Material for the task:
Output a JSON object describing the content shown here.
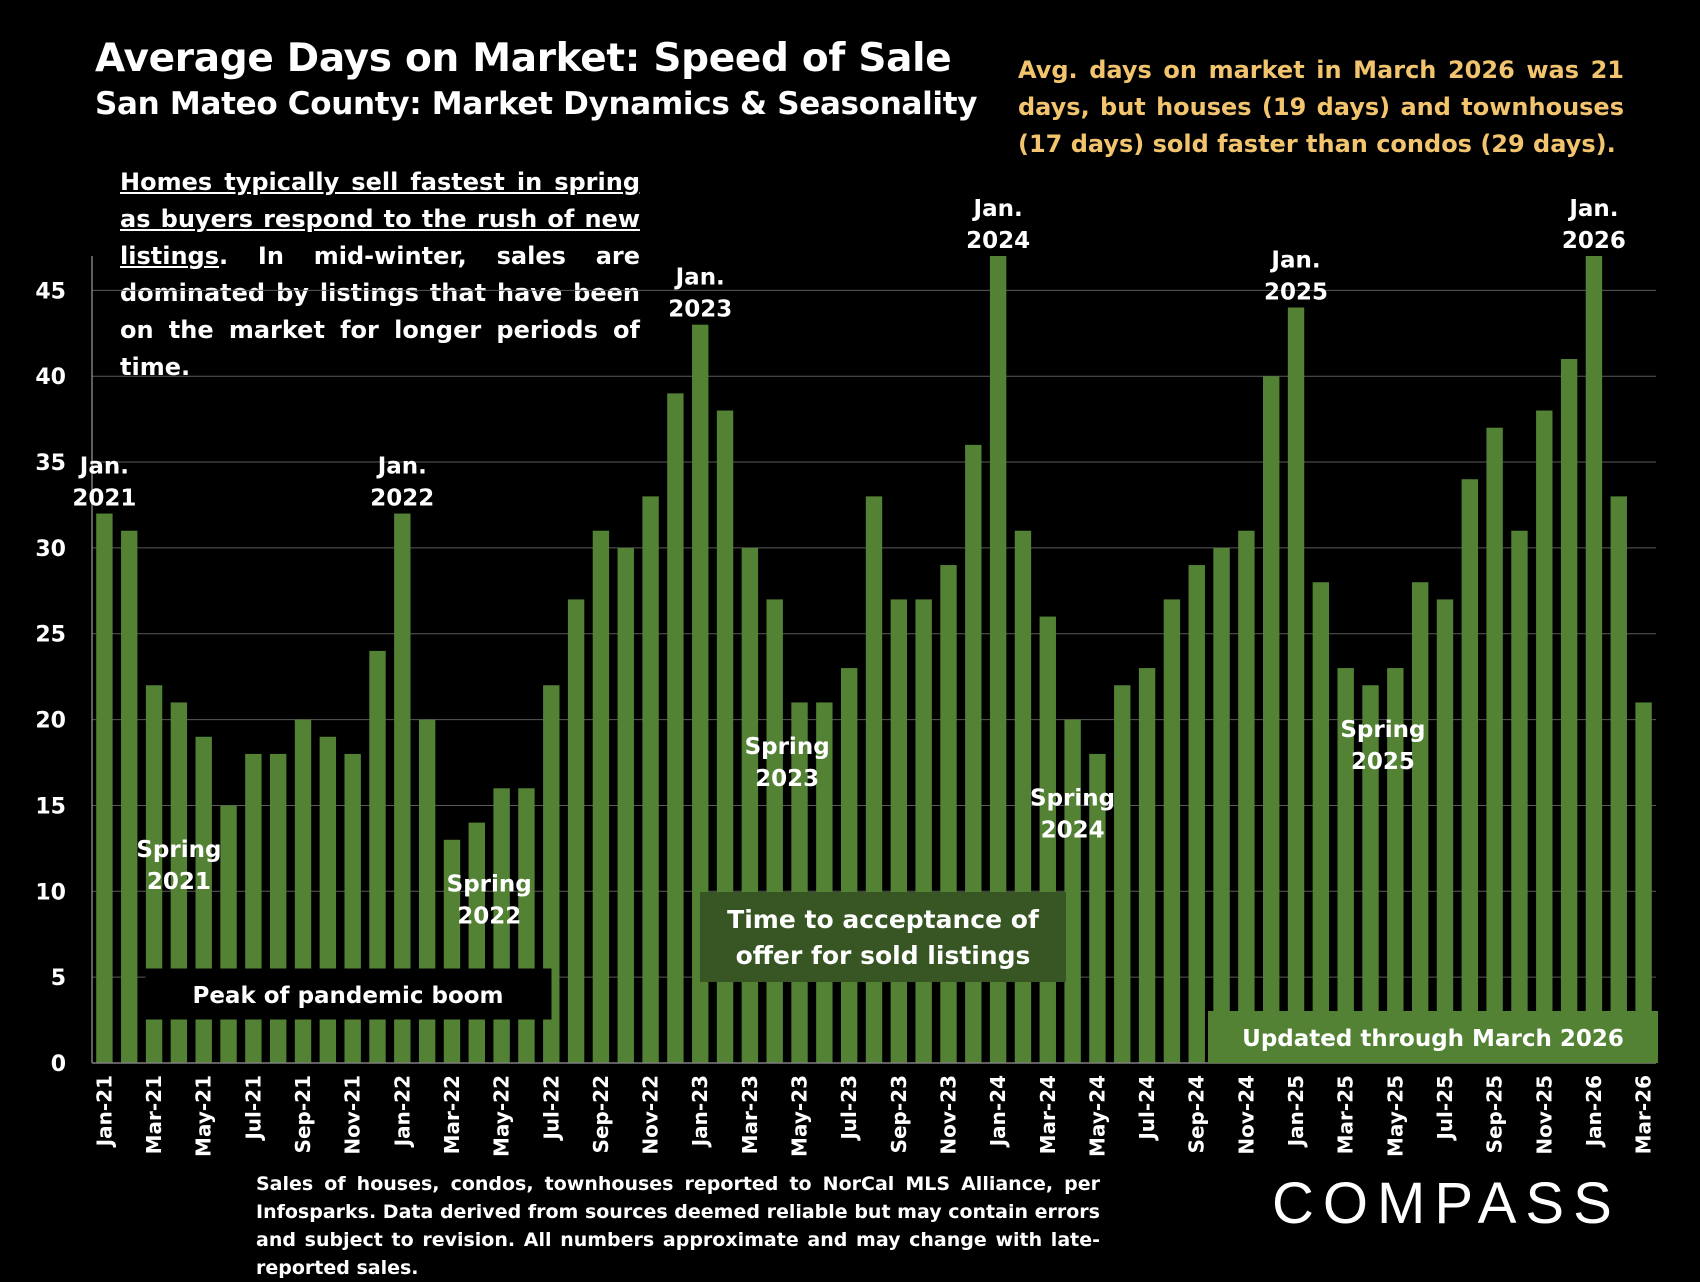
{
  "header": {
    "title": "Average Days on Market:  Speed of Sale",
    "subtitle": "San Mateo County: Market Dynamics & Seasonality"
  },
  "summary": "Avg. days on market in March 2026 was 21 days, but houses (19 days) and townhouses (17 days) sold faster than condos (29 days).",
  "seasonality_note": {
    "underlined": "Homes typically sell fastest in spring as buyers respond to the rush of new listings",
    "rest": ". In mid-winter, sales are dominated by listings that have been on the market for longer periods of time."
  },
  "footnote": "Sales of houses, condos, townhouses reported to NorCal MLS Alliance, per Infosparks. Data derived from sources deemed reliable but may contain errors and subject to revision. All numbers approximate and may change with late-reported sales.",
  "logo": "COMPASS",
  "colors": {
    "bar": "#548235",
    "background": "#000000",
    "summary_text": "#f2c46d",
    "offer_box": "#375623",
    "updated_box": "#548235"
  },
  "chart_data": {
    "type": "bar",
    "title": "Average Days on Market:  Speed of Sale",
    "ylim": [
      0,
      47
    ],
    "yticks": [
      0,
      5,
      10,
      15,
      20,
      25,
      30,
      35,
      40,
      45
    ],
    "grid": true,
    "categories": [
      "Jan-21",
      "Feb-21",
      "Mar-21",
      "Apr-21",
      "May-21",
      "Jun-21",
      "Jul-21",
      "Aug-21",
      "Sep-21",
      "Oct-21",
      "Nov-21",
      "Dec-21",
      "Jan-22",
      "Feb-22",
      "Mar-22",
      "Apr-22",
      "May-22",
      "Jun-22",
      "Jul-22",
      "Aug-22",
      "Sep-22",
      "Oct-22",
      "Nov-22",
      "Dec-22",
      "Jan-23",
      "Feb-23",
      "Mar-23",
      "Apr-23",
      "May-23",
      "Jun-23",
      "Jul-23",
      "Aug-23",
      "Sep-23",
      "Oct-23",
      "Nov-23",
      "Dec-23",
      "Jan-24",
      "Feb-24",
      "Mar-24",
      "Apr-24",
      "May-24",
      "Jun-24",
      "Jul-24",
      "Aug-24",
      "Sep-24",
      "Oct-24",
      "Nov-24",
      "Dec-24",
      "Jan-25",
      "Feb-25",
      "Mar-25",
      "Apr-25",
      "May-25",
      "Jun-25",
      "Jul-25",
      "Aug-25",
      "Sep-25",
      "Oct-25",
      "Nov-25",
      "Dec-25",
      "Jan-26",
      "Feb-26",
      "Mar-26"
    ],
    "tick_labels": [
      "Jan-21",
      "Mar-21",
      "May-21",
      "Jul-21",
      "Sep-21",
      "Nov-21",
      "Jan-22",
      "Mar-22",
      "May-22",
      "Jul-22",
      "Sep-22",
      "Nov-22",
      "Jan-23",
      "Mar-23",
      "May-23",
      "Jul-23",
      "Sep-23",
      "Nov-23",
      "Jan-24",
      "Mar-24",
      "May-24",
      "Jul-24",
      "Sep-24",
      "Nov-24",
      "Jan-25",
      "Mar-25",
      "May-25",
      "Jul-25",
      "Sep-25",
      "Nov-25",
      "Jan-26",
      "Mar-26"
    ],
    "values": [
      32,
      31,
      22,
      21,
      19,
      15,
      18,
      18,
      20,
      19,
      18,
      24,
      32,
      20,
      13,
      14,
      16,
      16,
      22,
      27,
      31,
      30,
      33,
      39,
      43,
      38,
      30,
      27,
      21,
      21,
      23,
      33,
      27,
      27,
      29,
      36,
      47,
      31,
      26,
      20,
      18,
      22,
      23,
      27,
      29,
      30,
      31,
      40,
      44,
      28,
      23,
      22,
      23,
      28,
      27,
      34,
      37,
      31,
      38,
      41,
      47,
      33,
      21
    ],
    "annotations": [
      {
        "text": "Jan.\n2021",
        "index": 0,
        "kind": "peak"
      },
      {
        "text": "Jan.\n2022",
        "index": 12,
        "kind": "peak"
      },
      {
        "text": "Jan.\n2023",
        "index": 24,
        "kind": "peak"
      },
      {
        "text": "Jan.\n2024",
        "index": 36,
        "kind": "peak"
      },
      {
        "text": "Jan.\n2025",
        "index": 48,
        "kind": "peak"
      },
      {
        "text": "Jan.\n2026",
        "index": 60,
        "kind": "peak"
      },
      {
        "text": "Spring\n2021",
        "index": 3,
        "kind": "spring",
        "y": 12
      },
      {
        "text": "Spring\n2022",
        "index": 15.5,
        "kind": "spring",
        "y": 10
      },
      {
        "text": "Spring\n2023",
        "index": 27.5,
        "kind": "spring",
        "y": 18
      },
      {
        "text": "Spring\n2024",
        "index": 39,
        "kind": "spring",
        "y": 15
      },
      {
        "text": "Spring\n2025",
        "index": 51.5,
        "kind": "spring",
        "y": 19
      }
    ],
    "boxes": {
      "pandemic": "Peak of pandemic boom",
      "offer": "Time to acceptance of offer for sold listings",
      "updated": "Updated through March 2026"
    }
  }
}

Task prompt: Gather each line that holds "index".

Completed exercise:
        "index": 0,
        "index": 12,
        "index": 24,
        "index": 36,
        "index": 48,
        "index": 60,
        "index": 3,
        "index": 15.5,
        "index": 27.5,
        "index": 39,
        "index": 51.5,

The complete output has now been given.